↓↓↓
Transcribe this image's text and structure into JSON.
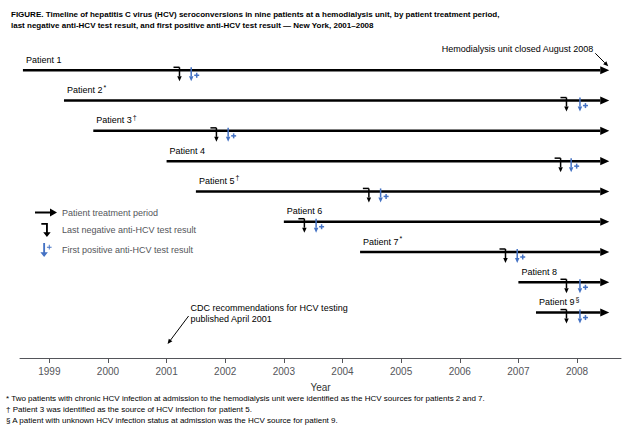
{
  "chart_data": {
    "type": "timeline",
    "title": "FIGURE. Timeline of hepatitis C virus (HCV) seroconversions in nine patients at a hemodialysis unit, by patient treatment period,\nlast negative anti-HCV test result, and first positive anti-HCV test result — New York, 2001–2008",
    "xlabel": "Year",
    "xlim": [
      1998.5,
      2008.75
    ],
    "xticks": [
      1999,
      2000,
      2001,
      2002,
      2003,
      2004,
      2005,
      2006,
      2007,
      2008
    ],
    "grid": false,
    "legend": "left",
    "tick_labels": "x",
    "categories": [
      "Patient 1",
      "Patient 2",
      "Patient 3",
      "Patient 4",
      "Patient 5",
      "Patient 6",
      "Patient 7",
      "Patient 8",
      "Patient 9"
    ],
    "superscripts": [
      null,
      "*",
      "†",
      null,
      "†",
      null,
      "*",
      null,
      "§"
    ],
    "series": [
      {
        "name": "Patient treatment period",
        "type": "arrow",
        "color": "#000000",
        "start": [
          1998.55,
          1999.25,
          1999.75,
          2001.0,
          2001.5,
          2003.0,
          2004.3,
          2007.0,
          2007.3
        ],
        "end": [
          2008.55,
          2008.55,
          2008.55,
          2008.55,
          2008.55,
          2008.55,
          2008.55,
          2008.55,
          2008.55
        ]
      },
      {
        "name": "Last negative anti-HCV test result",
        "type": "marker",
        "marker": "bracket",
        "color": "#000000",
        "values": [
          2001.22,
          2007.82,
          2001.85,
          2007.72,
          2004.45,
          2003.35,
          2006.78,
          2007.82,
          2007.82
        ]
      },
      {
        "name": "First positive anti-HCV test result",
        "type": "marker",
        "marker": "plus",
        "color": "#4472C4",
        "values": [
          2001.42,
          2008.05,
          2002.05,
          2007.9,
          2004.65,
          2003.55,
          2006.98,
          2008.05,
          2008.05
        ]
      }
    ],
    "annotations": [
      {
        "text": "Hemodialysis unit closed August 2008",
        "x": 2008.55,
        "category": "Patient 1"
      },
      {
        "text": "CDC recommendations for HCV testing\npublished April 2001",
        "x": 2001.0
      }
    ],
    "footnotes": [
      "* Two patients with chronic HCV infection at admission to the hemodialysis unit were identified as the HCV sources for patients 2 and 7.",
      "† Patient 3 was identified as the source of HCV infection for patient 5.",
      "§ A patient with unknown HCV infection status at admission was the HCV source for patient 9."
    ]
  }
}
↑↑↑
### What the task asks
Go line by line through the material above and return each one that includes "type".

### Your solution
    "type": "timeline",
        "type": "arrow",
        "type": "marker",
        "type": "marker",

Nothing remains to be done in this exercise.